• [Job]
Which lines contain the string "воєвідства"? Please list every one of them.

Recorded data

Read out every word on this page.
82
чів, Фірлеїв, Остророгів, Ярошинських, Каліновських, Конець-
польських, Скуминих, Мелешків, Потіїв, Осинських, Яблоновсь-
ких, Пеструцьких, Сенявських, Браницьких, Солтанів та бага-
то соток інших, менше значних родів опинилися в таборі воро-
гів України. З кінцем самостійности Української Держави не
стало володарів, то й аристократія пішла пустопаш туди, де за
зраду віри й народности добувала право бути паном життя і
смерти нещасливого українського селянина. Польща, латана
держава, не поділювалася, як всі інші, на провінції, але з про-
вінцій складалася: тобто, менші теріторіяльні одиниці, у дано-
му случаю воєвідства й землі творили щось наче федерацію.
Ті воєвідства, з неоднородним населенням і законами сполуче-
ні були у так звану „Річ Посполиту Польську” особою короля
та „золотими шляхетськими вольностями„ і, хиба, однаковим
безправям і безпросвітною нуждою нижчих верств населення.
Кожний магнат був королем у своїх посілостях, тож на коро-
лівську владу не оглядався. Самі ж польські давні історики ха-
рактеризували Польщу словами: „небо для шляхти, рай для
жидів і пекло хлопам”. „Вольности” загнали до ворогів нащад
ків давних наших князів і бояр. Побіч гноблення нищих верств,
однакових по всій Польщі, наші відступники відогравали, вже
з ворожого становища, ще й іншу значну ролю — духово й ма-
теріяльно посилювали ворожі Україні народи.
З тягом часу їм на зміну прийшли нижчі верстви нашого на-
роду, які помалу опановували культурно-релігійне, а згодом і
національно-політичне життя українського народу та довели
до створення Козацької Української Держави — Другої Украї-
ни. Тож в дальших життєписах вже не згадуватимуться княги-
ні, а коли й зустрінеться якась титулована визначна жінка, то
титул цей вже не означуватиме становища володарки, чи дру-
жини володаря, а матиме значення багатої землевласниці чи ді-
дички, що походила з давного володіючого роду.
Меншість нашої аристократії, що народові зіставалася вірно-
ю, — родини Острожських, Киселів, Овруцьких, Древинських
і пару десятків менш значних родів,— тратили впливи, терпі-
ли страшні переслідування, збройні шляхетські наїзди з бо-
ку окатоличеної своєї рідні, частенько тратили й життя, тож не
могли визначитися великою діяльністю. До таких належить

• [Final result]
му случаю воєвідства й землі творили щось наче федерацію.
Ті воєвідства, з неоднородним населенням і законами сполуче-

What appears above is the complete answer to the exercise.